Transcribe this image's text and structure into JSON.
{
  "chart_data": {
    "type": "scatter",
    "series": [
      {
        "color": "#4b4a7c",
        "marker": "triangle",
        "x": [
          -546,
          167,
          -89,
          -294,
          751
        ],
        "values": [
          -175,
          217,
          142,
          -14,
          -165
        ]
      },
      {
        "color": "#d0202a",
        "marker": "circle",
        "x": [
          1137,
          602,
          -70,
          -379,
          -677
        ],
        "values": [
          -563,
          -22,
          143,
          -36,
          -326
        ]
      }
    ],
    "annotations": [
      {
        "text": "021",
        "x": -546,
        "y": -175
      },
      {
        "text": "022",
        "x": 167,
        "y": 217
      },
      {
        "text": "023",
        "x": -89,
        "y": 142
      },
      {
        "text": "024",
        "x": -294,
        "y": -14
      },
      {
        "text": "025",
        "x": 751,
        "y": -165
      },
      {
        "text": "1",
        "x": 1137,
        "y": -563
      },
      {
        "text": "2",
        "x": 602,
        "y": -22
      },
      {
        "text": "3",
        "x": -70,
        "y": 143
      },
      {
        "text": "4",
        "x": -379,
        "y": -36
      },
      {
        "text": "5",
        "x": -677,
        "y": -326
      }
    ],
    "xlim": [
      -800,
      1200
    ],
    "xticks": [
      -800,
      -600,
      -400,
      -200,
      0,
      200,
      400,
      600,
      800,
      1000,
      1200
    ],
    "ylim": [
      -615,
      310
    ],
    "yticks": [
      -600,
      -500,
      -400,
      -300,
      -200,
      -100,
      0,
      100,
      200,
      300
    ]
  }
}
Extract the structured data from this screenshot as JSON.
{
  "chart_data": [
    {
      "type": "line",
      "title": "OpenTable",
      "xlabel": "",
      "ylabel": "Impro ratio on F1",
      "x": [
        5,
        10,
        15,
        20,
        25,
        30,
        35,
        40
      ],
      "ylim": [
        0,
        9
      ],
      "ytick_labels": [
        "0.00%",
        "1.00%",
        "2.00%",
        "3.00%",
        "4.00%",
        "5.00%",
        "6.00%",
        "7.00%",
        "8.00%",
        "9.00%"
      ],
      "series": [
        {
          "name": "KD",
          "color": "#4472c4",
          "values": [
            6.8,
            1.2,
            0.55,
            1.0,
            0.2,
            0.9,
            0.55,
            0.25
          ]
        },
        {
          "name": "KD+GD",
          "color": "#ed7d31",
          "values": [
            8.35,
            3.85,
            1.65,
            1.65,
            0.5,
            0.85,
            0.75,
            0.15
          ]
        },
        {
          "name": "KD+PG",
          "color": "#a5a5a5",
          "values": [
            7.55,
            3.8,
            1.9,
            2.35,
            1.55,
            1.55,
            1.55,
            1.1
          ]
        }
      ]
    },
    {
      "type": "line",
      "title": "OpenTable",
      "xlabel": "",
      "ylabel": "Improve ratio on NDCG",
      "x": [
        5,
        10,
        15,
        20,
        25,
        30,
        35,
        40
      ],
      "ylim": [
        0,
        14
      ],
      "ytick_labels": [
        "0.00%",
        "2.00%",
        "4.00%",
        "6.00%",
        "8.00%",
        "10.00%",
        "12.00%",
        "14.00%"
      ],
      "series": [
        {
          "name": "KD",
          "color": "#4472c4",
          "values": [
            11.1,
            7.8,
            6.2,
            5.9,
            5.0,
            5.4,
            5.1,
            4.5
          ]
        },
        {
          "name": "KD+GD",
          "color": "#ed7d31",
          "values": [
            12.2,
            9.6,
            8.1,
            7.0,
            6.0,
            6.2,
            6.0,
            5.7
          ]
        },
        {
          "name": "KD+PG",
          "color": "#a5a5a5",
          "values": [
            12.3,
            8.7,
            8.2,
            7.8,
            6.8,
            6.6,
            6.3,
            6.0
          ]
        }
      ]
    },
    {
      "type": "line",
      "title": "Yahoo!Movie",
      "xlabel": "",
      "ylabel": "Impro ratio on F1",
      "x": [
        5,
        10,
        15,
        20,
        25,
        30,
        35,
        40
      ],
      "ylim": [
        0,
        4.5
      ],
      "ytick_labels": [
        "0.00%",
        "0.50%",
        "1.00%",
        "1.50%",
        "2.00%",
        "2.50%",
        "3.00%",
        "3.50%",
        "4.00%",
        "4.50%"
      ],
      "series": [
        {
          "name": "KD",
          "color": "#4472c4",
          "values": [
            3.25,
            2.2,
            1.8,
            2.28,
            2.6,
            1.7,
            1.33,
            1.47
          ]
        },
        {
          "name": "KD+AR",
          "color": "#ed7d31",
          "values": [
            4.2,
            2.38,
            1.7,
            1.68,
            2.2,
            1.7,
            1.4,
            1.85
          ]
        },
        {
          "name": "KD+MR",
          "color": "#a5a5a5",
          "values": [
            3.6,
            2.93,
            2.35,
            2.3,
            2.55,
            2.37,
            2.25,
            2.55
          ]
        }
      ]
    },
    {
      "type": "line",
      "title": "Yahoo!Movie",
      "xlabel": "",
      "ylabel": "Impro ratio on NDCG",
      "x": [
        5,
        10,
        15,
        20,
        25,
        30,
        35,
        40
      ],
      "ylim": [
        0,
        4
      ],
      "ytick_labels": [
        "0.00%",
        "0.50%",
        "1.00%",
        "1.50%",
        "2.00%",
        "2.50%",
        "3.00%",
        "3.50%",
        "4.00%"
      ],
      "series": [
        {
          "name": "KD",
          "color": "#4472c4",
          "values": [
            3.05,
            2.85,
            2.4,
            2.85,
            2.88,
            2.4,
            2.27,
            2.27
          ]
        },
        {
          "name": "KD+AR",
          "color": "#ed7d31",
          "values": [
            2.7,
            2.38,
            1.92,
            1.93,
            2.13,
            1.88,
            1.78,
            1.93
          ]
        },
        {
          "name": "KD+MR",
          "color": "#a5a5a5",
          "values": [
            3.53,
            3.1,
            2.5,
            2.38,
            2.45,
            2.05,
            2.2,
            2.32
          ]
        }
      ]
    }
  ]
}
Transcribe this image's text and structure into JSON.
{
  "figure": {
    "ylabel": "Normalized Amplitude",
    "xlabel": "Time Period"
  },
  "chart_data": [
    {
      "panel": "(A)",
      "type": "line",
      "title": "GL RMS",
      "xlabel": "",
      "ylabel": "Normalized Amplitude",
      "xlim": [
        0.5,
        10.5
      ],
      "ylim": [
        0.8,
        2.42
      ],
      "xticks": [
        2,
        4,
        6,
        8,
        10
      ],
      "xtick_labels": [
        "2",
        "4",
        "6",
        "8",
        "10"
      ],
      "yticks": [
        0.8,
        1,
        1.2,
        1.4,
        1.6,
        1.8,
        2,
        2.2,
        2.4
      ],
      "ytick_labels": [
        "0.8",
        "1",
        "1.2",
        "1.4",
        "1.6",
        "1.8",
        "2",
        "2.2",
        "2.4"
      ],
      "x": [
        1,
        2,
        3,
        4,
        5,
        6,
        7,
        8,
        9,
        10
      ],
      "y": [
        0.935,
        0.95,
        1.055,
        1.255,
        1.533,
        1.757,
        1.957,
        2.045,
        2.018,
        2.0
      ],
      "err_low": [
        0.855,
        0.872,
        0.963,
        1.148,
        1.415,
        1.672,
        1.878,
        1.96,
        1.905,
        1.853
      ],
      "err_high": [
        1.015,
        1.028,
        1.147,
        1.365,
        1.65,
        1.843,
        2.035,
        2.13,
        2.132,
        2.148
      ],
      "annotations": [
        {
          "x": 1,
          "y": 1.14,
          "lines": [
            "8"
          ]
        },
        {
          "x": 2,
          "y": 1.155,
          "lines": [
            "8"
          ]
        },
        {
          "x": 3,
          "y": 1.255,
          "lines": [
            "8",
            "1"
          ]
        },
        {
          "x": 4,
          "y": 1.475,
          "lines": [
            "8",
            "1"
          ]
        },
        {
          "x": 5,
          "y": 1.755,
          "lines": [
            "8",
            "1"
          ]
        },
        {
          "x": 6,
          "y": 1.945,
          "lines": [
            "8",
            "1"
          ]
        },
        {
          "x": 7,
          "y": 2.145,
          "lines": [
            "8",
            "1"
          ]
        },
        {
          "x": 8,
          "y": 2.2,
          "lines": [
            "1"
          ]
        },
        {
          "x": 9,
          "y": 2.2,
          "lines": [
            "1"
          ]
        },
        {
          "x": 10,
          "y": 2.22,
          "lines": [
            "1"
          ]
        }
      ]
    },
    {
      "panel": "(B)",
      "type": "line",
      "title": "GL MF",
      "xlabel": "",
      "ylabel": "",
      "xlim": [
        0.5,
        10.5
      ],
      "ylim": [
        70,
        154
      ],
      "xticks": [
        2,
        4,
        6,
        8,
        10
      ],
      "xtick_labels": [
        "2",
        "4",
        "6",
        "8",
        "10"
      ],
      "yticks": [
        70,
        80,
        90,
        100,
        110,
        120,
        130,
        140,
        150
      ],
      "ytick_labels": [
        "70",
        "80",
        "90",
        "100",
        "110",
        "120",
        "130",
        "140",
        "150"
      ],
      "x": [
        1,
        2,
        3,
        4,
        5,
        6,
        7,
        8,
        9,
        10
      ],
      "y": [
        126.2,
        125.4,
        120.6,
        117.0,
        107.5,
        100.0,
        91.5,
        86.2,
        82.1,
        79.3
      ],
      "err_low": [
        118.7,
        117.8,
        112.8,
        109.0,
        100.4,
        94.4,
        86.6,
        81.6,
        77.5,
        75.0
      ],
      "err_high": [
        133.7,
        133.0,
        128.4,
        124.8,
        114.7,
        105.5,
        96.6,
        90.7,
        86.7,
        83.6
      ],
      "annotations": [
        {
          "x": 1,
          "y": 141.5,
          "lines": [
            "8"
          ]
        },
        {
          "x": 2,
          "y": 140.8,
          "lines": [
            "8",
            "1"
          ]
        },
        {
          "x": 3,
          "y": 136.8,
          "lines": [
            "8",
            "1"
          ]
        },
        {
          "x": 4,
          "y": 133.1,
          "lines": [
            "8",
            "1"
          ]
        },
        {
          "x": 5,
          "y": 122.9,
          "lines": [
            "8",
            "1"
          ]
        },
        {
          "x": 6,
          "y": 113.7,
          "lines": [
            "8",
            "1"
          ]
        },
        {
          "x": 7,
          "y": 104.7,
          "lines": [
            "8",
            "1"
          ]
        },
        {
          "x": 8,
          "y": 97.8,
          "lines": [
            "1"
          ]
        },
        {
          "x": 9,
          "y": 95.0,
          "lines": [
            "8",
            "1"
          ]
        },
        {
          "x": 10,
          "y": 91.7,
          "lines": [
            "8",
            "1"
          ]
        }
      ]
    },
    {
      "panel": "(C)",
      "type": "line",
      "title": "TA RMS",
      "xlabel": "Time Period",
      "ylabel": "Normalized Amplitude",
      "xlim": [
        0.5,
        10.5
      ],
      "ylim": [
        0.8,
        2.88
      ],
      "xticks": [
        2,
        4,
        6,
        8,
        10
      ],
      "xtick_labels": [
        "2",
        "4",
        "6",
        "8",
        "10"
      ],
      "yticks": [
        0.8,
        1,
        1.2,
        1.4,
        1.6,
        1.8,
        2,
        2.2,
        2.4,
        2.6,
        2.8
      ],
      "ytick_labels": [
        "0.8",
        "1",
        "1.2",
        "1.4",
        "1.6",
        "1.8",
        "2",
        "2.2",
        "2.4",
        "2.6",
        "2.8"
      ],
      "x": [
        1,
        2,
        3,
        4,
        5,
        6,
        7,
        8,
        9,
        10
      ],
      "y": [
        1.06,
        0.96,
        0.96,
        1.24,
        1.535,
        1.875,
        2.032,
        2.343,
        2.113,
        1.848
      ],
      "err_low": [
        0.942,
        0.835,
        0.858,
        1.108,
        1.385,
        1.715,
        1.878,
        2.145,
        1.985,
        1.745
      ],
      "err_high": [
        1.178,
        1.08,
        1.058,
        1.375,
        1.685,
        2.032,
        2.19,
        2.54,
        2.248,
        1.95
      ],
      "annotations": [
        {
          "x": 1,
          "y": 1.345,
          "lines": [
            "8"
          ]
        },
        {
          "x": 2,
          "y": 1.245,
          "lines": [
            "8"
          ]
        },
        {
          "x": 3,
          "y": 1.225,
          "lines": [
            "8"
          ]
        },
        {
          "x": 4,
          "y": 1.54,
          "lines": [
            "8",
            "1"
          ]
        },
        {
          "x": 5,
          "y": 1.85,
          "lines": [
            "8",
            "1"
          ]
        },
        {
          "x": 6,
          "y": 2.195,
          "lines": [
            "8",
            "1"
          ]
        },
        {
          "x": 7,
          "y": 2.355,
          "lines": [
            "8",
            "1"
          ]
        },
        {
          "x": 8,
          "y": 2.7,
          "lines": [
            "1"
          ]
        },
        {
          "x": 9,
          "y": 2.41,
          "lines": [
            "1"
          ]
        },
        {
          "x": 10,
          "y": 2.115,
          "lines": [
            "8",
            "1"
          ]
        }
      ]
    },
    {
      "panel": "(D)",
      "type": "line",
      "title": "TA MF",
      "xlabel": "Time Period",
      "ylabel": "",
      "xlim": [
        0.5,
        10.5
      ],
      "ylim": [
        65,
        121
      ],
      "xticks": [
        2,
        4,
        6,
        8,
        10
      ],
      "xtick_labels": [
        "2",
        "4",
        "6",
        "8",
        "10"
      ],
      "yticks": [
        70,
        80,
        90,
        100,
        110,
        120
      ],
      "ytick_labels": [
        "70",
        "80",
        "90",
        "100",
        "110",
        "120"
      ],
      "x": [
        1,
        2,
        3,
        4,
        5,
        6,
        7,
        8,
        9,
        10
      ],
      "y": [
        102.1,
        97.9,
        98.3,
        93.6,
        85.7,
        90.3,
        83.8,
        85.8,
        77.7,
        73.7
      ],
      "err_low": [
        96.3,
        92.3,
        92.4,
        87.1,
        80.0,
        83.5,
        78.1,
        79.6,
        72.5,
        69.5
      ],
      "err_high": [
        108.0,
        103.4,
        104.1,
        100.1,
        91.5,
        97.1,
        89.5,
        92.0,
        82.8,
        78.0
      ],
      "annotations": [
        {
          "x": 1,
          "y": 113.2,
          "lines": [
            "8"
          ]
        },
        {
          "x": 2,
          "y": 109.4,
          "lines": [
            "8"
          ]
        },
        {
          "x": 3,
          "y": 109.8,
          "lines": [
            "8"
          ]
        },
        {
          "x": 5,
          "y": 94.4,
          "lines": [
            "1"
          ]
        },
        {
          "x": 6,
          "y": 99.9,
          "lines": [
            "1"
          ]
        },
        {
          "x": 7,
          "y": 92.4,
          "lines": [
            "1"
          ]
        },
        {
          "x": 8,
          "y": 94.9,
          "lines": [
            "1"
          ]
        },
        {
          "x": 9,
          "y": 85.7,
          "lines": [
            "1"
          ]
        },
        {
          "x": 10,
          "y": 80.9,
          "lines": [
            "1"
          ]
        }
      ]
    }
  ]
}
========================================
** What you will do **
Count every line above that holds the string "NDCG" and give the total, nothing more.

** Solution below **
2